--- start of PROVIDED DATA ---

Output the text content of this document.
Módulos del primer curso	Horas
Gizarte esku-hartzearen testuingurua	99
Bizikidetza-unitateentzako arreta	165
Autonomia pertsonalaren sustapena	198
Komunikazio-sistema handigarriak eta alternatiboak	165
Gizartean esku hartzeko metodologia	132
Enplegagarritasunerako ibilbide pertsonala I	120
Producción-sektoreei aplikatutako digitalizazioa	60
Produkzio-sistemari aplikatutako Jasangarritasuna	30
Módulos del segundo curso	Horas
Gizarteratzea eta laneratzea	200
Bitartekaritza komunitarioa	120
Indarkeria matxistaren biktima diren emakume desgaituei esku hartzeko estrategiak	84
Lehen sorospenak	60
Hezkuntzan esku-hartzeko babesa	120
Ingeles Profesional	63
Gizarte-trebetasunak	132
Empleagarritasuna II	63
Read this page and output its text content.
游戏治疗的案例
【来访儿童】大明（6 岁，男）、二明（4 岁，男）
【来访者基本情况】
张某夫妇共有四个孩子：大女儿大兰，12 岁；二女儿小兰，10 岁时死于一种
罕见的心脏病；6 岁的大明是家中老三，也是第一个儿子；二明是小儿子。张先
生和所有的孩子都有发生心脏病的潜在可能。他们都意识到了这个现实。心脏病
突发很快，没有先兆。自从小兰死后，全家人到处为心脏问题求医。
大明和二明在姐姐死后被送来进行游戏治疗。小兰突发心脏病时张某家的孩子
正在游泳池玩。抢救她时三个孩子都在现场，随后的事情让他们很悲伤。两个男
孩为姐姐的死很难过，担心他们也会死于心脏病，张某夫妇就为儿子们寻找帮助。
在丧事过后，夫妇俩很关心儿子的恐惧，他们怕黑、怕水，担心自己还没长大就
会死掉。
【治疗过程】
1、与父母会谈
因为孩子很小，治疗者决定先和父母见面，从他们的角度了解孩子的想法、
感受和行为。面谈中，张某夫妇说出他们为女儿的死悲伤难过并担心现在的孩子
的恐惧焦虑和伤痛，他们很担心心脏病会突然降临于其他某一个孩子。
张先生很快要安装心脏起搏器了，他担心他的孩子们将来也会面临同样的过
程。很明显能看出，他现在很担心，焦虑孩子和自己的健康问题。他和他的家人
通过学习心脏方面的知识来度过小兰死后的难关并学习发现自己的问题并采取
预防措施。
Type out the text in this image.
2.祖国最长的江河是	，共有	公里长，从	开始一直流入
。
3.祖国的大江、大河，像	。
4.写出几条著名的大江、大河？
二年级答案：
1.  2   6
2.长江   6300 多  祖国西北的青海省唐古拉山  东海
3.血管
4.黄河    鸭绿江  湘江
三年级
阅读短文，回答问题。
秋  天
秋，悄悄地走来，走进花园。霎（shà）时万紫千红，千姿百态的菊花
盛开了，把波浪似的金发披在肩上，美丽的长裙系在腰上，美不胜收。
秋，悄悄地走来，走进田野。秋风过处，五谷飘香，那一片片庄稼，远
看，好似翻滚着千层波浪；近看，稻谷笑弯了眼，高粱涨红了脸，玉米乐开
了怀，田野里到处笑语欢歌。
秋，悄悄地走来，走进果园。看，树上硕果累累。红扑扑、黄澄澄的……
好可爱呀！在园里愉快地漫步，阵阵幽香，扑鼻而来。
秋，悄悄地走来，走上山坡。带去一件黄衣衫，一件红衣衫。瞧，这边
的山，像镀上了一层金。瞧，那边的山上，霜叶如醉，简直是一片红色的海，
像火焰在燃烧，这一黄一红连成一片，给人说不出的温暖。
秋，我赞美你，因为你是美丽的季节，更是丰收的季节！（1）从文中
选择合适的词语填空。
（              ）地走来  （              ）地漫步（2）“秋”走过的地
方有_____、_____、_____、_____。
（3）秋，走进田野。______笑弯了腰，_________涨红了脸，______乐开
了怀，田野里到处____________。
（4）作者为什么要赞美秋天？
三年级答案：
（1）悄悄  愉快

--- end of PROVIDED DATA ---
--- start of PROVIDED DATA ---

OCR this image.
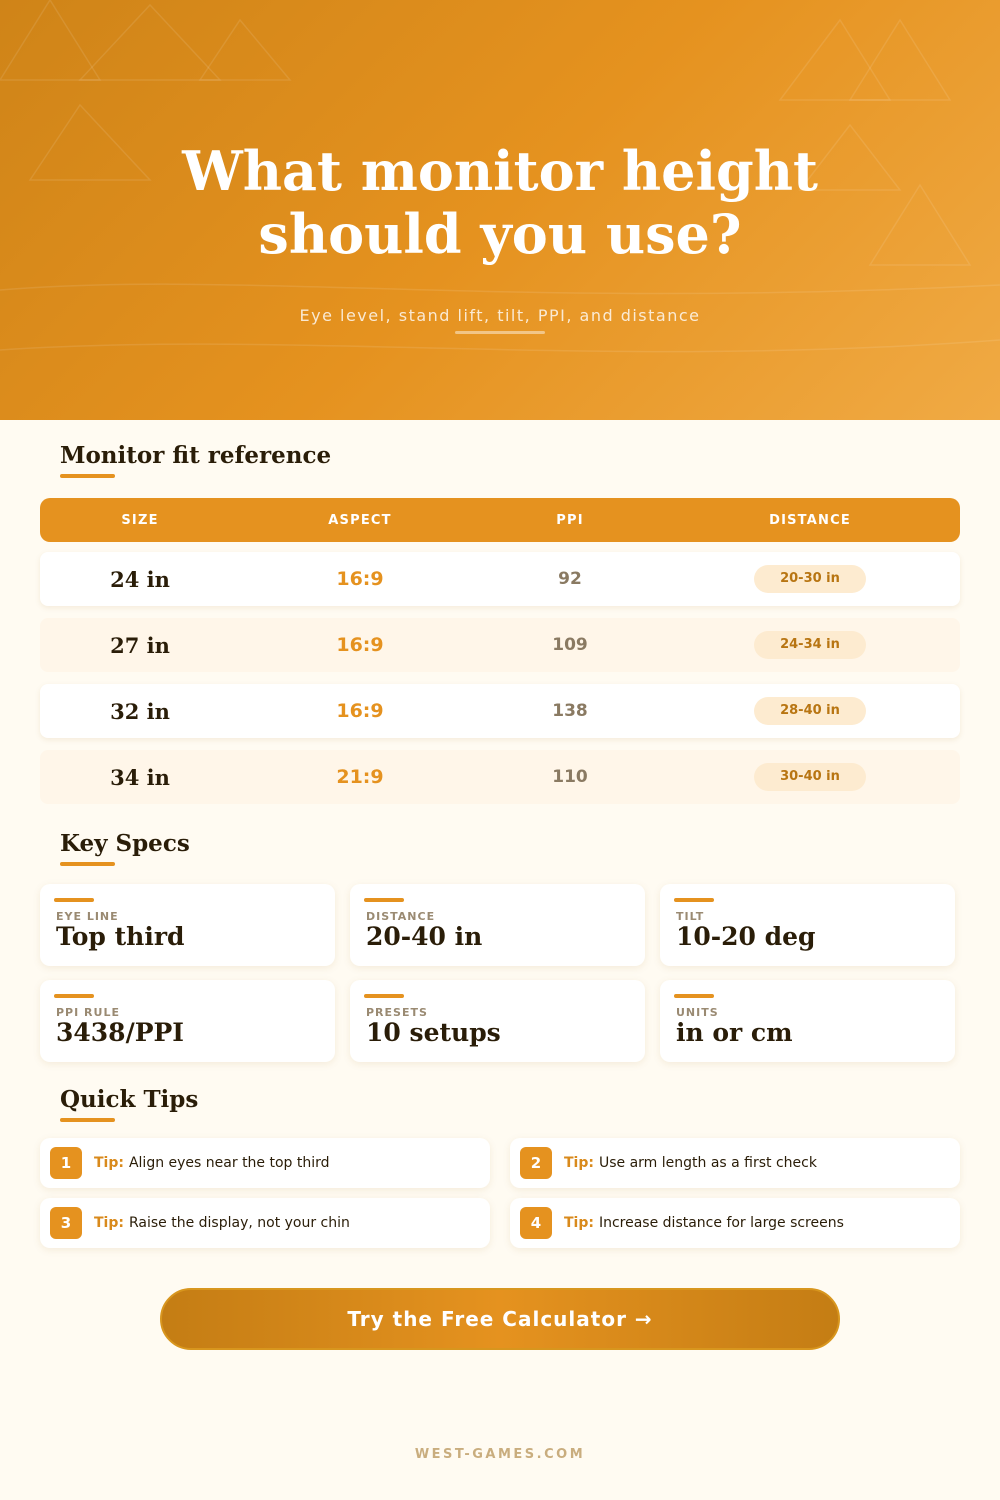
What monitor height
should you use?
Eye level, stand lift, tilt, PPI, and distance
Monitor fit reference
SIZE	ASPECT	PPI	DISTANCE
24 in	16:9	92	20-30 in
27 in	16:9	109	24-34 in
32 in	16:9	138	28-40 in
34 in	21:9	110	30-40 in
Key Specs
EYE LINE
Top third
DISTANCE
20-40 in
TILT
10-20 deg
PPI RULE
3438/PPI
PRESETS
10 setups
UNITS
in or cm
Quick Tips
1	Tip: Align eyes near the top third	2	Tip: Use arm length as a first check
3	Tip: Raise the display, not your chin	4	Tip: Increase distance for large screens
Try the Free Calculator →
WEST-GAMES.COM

--- end of PROVIDED DATA ---

Pick out every line holding the string "走进田野" and return it.

■ **EXPECTED ANSWER**
秋，悄悄地走来，走进田野。秋风过处，五谷飘香，那一片片庄稼，远
（3）秋，走进田野。______笑弯了腰，_________涨红了脸，______乐开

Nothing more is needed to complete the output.